§ **Objective**:
Copy every line that mentions the word "Technische".

Dataset excerpt

--- --- ---

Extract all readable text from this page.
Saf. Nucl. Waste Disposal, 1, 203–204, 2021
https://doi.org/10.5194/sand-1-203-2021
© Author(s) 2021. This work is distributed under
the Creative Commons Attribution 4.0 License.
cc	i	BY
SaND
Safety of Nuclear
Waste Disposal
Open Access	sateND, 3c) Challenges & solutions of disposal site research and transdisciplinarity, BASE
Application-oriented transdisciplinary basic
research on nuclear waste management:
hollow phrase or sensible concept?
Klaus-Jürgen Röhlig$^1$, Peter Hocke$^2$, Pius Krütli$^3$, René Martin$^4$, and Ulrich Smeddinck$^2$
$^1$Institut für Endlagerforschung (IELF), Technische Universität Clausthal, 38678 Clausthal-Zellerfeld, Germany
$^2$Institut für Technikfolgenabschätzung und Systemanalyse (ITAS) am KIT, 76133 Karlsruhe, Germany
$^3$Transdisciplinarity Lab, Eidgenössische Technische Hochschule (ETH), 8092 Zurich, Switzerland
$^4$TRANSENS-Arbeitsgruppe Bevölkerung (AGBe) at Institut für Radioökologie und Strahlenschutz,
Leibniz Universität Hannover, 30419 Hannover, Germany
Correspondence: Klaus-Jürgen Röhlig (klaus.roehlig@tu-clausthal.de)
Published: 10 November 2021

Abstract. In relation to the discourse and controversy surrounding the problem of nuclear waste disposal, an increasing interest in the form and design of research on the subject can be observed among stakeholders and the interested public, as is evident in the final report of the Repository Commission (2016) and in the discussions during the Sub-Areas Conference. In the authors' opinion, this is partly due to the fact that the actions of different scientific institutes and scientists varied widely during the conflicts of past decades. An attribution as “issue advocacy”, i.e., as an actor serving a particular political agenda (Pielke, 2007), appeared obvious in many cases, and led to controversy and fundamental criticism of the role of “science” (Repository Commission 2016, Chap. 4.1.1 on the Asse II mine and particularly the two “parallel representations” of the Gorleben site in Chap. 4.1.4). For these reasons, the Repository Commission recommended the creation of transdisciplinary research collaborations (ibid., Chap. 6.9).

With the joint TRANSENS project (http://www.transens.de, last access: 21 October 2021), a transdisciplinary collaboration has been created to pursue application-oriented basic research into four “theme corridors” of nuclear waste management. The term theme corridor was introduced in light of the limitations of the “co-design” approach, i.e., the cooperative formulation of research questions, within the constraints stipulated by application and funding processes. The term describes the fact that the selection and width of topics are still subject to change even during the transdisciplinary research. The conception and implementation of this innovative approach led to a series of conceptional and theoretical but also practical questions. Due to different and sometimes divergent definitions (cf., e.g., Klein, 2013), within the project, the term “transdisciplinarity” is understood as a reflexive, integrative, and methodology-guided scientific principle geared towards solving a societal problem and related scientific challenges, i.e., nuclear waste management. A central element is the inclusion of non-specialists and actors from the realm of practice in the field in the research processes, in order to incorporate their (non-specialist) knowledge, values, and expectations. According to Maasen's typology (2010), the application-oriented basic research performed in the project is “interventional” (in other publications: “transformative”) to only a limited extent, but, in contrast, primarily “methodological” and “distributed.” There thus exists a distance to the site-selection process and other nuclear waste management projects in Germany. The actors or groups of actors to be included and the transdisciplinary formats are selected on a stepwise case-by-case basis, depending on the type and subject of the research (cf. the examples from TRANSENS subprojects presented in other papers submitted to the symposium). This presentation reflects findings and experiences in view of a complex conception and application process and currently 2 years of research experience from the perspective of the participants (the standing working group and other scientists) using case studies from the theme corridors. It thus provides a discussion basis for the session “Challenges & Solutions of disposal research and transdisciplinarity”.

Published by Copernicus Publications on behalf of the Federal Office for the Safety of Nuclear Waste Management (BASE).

--- --- ---

§ **The answer**:
$^1$Institut für Endlagerforschung (IELF), Technische Universität Clausthal, 38678 Clausthal-Zellerfeld, Germany
$^3$Transdisciplinarity Lab, Eidgenössische Technische Hochschule (ETH), 8092 Zurich, Switzerland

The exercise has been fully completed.